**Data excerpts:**
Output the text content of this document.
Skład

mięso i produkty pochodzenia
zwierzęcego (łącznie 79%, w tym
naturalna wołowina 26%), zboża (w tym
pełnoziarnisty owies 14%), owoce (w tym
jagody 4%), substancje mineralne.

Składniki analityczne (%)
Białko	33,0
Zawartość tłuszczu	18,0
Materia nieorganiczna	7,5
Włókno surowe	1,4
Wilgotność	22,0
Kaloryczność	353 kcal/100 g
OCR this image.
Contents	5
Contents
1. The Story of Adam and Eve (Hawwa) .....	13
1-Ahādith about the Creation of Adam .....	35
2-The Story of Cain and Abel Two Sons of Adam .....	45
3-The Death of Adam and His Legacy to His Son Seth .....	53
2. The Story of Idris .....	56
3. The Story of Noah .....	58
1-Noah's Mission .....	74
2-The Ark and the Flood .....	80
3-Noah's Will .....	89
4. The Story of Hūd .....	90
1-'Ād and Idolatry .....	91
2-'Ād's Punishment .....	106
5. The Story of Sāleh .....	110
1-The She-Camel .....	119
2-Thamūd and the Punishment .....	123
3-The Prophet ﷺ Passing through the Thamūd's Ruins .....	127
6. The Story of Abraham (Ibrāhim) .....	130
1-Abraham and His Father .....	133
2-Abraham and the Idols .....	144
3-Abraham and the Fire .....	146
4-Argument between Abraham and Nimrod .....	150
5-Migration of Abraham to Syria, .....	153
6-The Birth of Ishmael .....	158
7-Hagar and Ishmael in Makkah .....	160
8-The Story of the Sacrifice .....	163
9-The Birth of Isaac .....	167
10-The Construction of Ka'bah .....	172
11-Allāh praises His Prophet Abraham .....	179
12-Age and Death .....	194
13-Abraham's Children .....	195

**Objective:** Search the data above for the word "Story", then gather each line in which it appears.

**Answer to the exercise:**
1. The Story of Adam and Eve (Hawwa) .....	13
2-The Story of Cain and Abel Two Sons of Adam .....	45
2. The Story of Idris .....	56
3. The Story of Noah .....	58
4. The Story of Hūd .....	90
5. The Story of Sāleh .....	110
6. The Story of Abraham (Ibrāhim) .....	130
8-The Story of the Sacrifice .....	163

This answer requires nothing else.